:: Written problem ::
Exactly as written, quote every line that follows, skipping the images.

Figure contents as structured data
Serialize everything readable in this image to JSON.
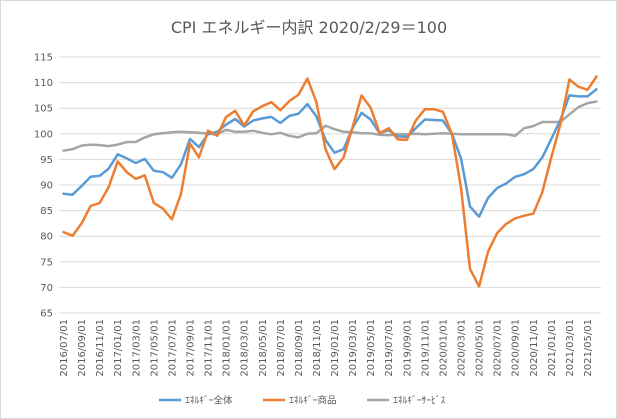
{
  "chart_data": {
    "type": "line",
    "title": "CPI エネルギー内訳 2020/2/29＝100",
    "xlabel": "",
    "ylabel": "",
    "ylim": [
      65,
      115
    ],
    "yticks": [
      "65",
      "70",
      "75",
      "80",
      "85",
      "90",
      "95",
      "100",
      "105",
      "110",
      "115"
    ],
    "grid": true,
    "legend_position": "bottom",
    "x_tick_labels": [
      "2016/07/01",
      "2016/09/01",
      "2016/11/01",
      "2017/01/01",
      "2017/03/01",
      "2017/05/01",
      "2017/07/01",
      "2017/09/01",
      "2017/11/01",
      "2018/01/01",
      "2018/03/01",
      "2018/05/01",
      "2018/07/01",
      "2018/09/01",
      "2018/11/01",
      "2019/01/01",
      "2019/03/01",
      "2019/05/01",
      "2019/07/01",
      "2019/09/01",
      "2019/11/01",
      "2020/01/01",
      "2020/03/01",
      "2020/05/01",
      "2020/07/01",
      "2020/09/01",
      "2020/11/01",
      "2021/01/01",
      "2021/03/01",
      "2021/05/01"
    ],
    "x": [
      "2016/07",
      "2016/08",
      "2016/09",
      "2016/10",
      "2016/11",
      "2016/12",
      "2017/01",
      "2017/02",
      "2017/03",
      "2017/04",
      "2017/05",
      "2017/06",
      "2017/07",
      "2017/08",
      "2017/09",
      "2017/10",
      "2017/11",
      "2017/12",
      "2018/01",
      "2018/02",
      "2018/03",
      "2018/04",
      "2018/05",
      "2018/06",
      "2018/07",
      "2018/08",
      "2018/09",
      "2018/10",
      "2018/11",
      "2018/12",
      "2019/01",
      "2019/02",
      "2019/03",
      "2019/04",
      "2019/05",
      "2019/06",
      "2019/07",
      "2019/08",
      "2019/09",
      "2019/10",
      "2019/11",
      "2019/12",
      "2020/01",
      "2020/02",
      "2020/03",
      "2020/04",
      "2020/05",
      "2020/06",
      "2020/07",
      "2020/08",
      "2020/09",
      "2020/10",
      "2020/11",
      "2020/12",
      "2021/01",
      "2021/02",
      "2021/03",
      "2021/04",
      "2021/05",
      "2021/06"
    ],
    "series": [
      {
        "name": "ｴﾈﾙｷﾞｰ全体",
        "color": "#5b9bd5",
        "values": [
          88.3,
          88.1,
          89.8,
          91.6,
          91.8,
          93.2,
          96.0,
          95.2,
          94.3,
          95.1,
          92.8,
          92.5,
          91.4,
          94.0,
          99.0,
          97.4,
          100.0,
          100.4,
          101.8,
          102.9,
          101.4,
          102.6,
          103.0,
          103.3,
          102.1,
          103.5,
          103.9,
          105.8,
          103.4,
          98.8,
          96.3,
          97.0,
          101.2,
          104.1,
          102.8,
          100.1,
          100.7,
          99.5,
          99.4,
          101.1,
          102.8,
          102.7,
          102.6,
          100.0,
          95.2,
          85.8,
          83.8,
          87.5,
          89.4,
          90.3,
          91.6,
          92.1,
          93.1,
          95.4,
          99.0,
          102.7,
          107.5,
          107.3,
          107.3,
          108.7
        ]
      },
      {
        "name": "ｴﾈﾙｷﾞｰ商品",
        "color": "#ed7d31",
        "values": [
          80.8,
          80.1,
          82.5,
          85.9,
          86.5,
          89.6,
          94.6,
          92.5,
          91.2,
          91.9,
          86.5,
          85.4,
          83.3,
          88.2,
          98.1,
          95.4,
          100.6,
          99.6,
          103.3,
          104.5,
          101.6,
          104.4,
          105.4,
          106.2,
          104.6,
          106.4,
          107.6,
          110.8,
          106.2,
          97.0,
          93.1,
          95.4,
          101.3,
          107.5,
          105.1,
          100.1,
          101.1,
          98.9,
          98.8,
          102.6,
          104.8,
          104.8,
          104.3,
          100.0,
          89.5,
          73.6,
          70.2,
          77.0,
          80.6,
          82.4,
          83.5,
          84.0,
          84.4,
          88.6,
          95.4,
          101.9,
          110.6,
          109.2,
          108.6,
          111.2
        ]
      },
      {
        "name": "ｴﾈﾙｷﾞｰｻｰﾋﾞｽ",
        "color": "#a5a5a5",
        "values": [
          96.7,
          97.0,
          97.7,
          97.9,
          97.8,
          97.6,
          97.9,
          98.4,
          98.4,
          99.3,
          99.9,
          100.1,
          100.3,
          100.4,
          100.3,
          100.2,
          100.0,
          99.9,
          100.8,
          100.4,
          100.4,
          100.6,
          100.2,
          99.9,
          100.2,
          99.6,
          99.3,
          100.0,
          100.1,
          101.6,
          100.9,
          100.4,
          100.3,
          100.1,
          100.1,
          99.8,
          99.7,
          99.9,
          99.9,
          100.0,
          99.9,
          100.0,
          100.1,
          100.0,
          99.9,
          99.9,
          99.9,
          99.9,
          99.9,
          99.9,
          99.6,
          101.1,
          101.5,
          102.3,
          102.3,
          102.3,
          103.8,
          105.2,
          106.0,
          106.3
        ]
      }
    ]
  }
}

:: Answer to this problem ::
Serialize everything readable in this image to JSON.
{
  "chart_data": {
    "type": "line",
    "title": "CPI エネルギー内訳 2020/2/29＝100",
    "xlabel": "",
    "ylabel": "",
    "ylim": [
      65,
      115
    ],
    "yticks": [
      "65",
      "70",
      "75",
      "80",
      "85",
      "90",
      "95",
      "100",
      "105",
      "110",
      "115"
    ],
    "grid": true,
    "legend_position": "bottom",
    "x_tick_labels": [
      "2016/07/01",
      "2016/09/01",
      "2016/11/01",
      "2017/01/01",
      "2017/03/01",
      "2017/05/01",
      "2017/07/01",
      "2017/09/01",
      "2017/11/01",
      "2018/01/01",
      "2018/03/01",
      "2018/05/01",
      "2018/07/01",
      "2018/09/01",
      "2018/11/01",
      "2019/01/01",
      "2019/03/01",
      "2019/05/01",
      "2019/07/01",
      "2019/09/01",
      "2019/11/01",
      "2020/01/01",
      "2020/03/01",
      "2020/05/01",
      "2020/07/01",
      "2020/09/01",
      "2020/11/01",
      "2021/01/01",
      "2021/03/01",
      "2021/05/01"
    ],
    "x": [
      "2016/07",
      "2016/08",
      "2016/09",
      "2016/10",
      "2016/11",
      "2016/12",
      "2017/01",
      "2017/02",
      "2017/03",
      "2017/04",
      "2017/05",
      "2017/06",
      "2017/07",
      "2017/08",
      "2017/09",
      "2017/10",
      "2017/11",
      "2017/12",
      "2018/01",
      "2018/02",
      "2018/03",
      "2018/04",
      "2018/05",
      "2018/06",
      "2018/07",
      "2018/08",
      "2018/09",
      "2018/10",
      "2018/11",
      "2018/12",
      "2019/01",
      "2019/02",
      "2019/03",
      "2019/04",
      "2019/05",
      "2019/06",
      "2019/07",
      "2019/08",
      "2019/09",
      "2019/10",
      "2019/11",
      "2019/12",
      "2020/01",
      "2020/02",
      "2020/03",
      "2020/04",
      "2020/05",
      "2020/06",
      "2020/07",
      "2020/08",
      "2020/09",
      "2020/10",
      "2020/11",
      "2020/12",
      "2021/01",
      "2021/02",
      "2021/03",
      "2021/04",
      "2021/05",
      "2021/06"
    ],
    "series": [
      {
        "name": "ｴﾈﾙｷﾞｰ全体",
        "color": "#5b9bd5",
        "values": [
          88.3,
          88.1,
          89.8,
          91.6,
          91.8,
          93.2,
          96.0,
          95.2,
          94.3,
          95.1,
          92.8,
          92.5,
          91.4,
          94.0,
          99.0,
          97.4,
          100.0,
          100.4,
          101.8,
          102.9,
          101.4,
          102.6,
          103.0,
          103.3,
          102.1,
          103.5,
          103.9,
          105.8,
          103.4,
          98.8,
          96.3,
          97.0,
          101.2,
          104.1,
          102.8,
          100.1,
          100.7,
          99.5,
          99.4,
          101.1,
          102.8,
          102.7,
          102.6,
          100.0,
          95.2,
          85.8,
          83.8,
          87.5,
          89.4,
          90.3,
          91.6,
          92.1,
          93.1,
          95.4,
          99.0,
          102.7,
          107.5,
          107.3,
          107.3,
          108.7
        ]
      },
      {
        "name": "ｴﾈﾙｷﾞｰ商品",
        "color": "#ed7d31",
        "values": [
          80.8,
          80.1,
          82.5,
          85.9,
          86.5,
          89.6,
          94.6,
          92.5,
          91.2,
          91.9,
          86.5,
          85.4,
          83.3,
          88.2,
          98.1,
          95.4,
          100.6,
          99.6,
          103.3,
          104.5,
          101.6,
          104.4,
          105.4,
          106.2,
          104.6,
          106.4,
          107.6,
          110.8,
          106.2,
          97.0,
          93.1,
          95.4,
          101.3,
          107.5,
          105.1,
          100.1,
          101.1,
          98.9,
          98.8,
          102.6,
          104.8,
          104.8,
          104.3,
          100.0,
          89.5,
          73.6,
          70.2,
          77.0,
          80.6,
          82.4,
          83.5,
          84.0,
          84.4,
          88.6,
          95.4,
          101.9,
          110.6,
          109.2,
          108.6,
          111.2
        ]
      },
      {
        "name": "ｴﾈﾙｷﾞｰｻｰﾋﾞｽ",
        "color": "#a5a5a5",
        "values": [
          96.7,
          97.0,
          97.7,
          97.9,
          97.8,
          97.6,
          97.9,
          98.4,
          98.4,
          99.3,
          99.9,
          100.1,
          100.3,
          100.4,
          100.3,
          100.2,
          100.0,
          99.9,
          100.8,
          100.4,
          100.4,
          100.6,
          100.2,
          99.9,
          100.2,
          99.6,
          99.3,
          100.0,
          100.1,
          101.6,
          100.9,
          100.4,
          100.3,
          100.1,
          100.1,
          99.8,
          99.7,
          99.9,
          99.9,
          100.0,
          99.9,
          100.0,
          100.1,
          100.0,
          99.9,
          99.9,
          99.9,
          99.9,
          99.9,
          99.9,
          99.6,
          101.1,
          101.5,
          102.3,
          102.3,
          102.3,
          103.8,
          105.2,
          106.0,
          106.3
        ]
      }
    ]
  }
}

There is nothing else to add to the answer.